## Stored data

━━━━━━━━

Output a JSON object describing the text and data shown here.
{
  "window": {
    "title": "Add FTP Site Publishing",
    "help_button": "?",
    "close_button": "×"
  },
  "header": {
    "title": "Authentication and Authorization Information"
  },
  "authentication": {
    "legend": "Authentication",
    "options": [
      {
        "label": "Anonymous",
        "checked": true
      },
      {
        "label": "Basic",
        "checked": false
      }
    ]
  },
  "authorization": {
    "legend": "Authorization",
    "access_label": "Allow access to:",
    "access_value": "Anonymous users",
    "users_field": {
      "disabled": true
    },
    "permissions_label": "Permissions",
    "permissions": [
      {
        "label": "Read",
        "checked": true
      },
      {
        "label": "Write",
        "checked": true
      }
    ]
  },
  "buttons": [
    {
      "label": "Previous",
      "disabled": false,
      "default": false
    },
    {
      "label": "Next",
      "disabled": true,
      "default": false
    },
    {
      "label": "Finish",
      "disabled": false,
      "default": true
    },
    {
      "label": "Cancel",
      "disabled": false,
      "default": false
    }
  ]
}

━━━━━━━━

## Problem to solve
Restate each record word for word.

## Written solution
Output a JSON object describing the text and data shown here.
{
  "window": {
    "title": "Add FTP Site Publishing",
    "help_button": "?",
    "close_button": "×"
  },
  "header": {
    "title": "Authentication and Authorization Information"
  },
  "authentication": {
    "legend": "Authentication",
    "options": [
      {
        "label": "Anonymous",
        "checked": true
      },
      {
        "label": "Basic",
        "checked": false
      }
    ]
  },
  "authorization": {
    "legend": "Authorization",
    "access_label": "Allow access to:",
    "access_value": "Anonymous users",
    "users_field": {
      "disabled": true
    },
    "permissions_label": "Permissions",
    "permissions": [
      {
        "label": "Read",
        "checked": true
      },
      {
        "label": "Write",
        "checked": true
      }
    ]
  },
  "buttons": [
    {
      "label": "Previous",
      "disabled": false,
      "default": false
    },
    {
      "label": "Next",
      "disabled": true,
      "default": false
    },
    {
      "label": "Finish",
      "disabled": false,
      "default": true
    },
    {
      "label": "Cancel",
      "disabled": false,
      "default": false
    }
  ]
}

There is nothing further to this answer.